--- GIVEN RECORDS ---

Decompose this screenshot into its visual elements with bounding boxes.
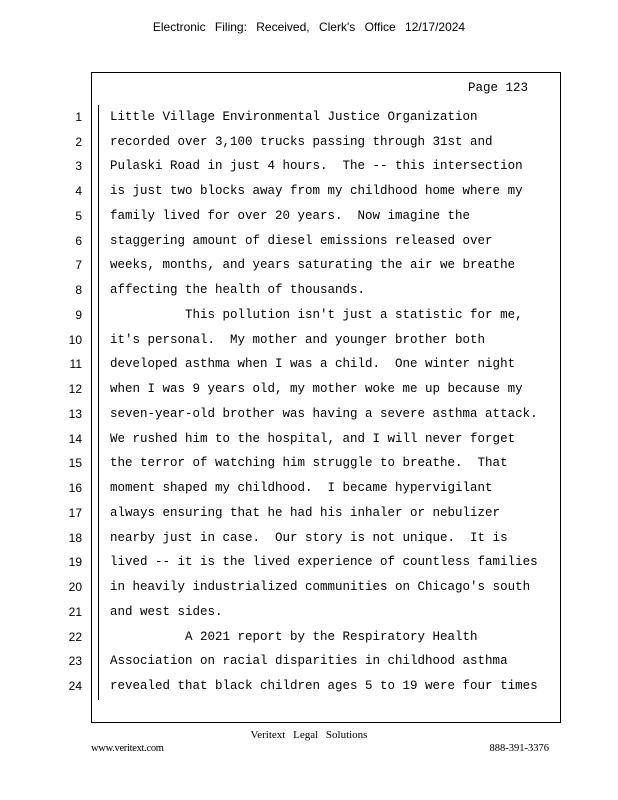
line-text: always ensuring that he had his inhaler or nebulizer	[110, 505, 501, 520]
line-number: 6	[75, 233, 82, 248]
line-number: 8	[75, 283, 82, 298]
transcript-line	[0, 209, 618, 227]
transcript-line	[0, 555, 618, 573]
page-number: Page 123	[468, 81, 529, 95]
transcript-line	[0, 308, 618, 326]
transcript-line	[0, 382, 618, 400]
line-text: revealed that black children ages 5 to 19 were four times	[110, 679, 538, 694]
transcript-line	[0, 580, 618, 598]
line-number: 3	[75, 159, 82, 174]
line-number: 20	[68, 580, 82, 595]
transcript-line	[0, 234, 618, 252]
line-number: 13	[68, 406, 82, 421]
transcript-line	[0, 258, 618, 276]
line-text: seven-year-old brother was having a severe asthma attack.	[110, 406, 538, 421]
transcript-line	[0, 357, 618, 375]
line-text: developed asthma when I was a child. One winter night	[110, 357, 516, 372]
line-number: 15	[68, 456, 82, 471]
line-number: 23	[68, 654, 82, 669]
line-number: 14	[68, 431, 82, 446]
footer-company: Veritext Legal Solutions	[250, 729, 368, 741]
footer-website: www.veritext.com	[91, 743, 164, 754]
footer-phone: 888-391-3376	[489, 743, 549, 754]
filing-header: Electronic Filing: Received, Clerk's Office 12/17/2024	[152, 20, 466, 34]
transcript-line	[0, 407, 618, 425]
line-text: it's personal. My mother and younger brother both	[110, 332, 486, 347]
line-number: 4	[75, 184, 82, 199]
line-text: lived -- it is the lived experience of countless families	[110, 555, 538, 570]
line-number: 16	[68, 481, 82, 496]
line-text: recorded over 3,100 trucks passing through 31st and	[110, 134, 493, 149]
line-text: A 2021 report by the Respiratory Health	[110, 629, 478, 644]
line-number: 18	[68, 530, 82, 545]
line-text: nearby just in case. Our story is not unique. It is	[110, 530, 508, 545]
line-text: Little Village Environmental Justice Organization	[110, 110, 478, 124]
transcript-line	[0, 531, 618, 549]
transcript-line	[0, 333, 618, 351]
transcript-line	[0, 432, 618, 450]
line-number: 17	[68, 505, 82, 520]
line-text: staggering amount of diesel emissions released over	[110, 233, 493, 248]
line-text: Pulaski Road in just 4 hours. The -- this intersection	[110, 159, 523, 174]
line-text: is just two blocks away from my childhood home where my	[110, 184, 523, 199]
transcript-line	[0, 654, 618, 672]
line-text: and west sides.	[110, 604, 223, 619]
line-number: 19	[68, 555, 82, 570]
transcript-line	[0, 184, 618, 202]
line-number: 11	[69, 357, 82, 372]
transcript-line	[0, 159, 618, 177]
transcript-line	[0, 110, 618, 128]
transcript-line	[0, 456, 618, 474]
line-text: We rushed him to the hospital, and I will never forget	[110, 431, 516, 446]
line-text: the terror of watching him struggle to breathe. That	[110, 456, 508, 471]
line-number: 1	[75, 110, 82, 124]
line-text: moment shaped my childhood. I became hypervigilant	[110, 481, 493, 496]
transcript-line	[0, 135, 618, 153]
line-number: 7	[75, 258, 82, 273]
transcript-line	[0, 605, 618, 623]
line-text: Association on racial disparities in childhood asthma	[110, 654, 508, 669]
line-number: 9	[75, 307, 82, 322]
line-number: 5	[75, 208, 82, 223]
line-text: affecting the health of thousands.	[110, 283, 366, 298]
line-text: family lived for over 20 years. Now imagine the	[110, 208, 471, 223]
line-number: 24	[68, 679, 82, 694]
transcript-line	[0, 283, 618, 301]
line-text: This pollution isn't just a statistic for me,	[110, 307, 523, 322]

---

* AIM *
Put the entries from the line with "line-text: always ensuring" to the line with "308, 618, 326]", both ends included, into a JSON list of strings, one string per line. Leave out any blank lines.

* ANSWER BELOW *
[
  "line-text: always ensuring that he had his inhaler or nebulizer\t[110, 505, 501, 520]",
  "line-number: 6\t[75, 233, 82, 248]",
  "line-number: 8\t[75, 283, 82, 298]",
  "transcript-line\t[0, 209, 618, 227]",
  "transcript-line\t[0, 555, 618, 573]",
  "page-number: Page 123\t[468, 81, 529, 95]",
  "transcript-line\t[0, 308, 618, 326]"
]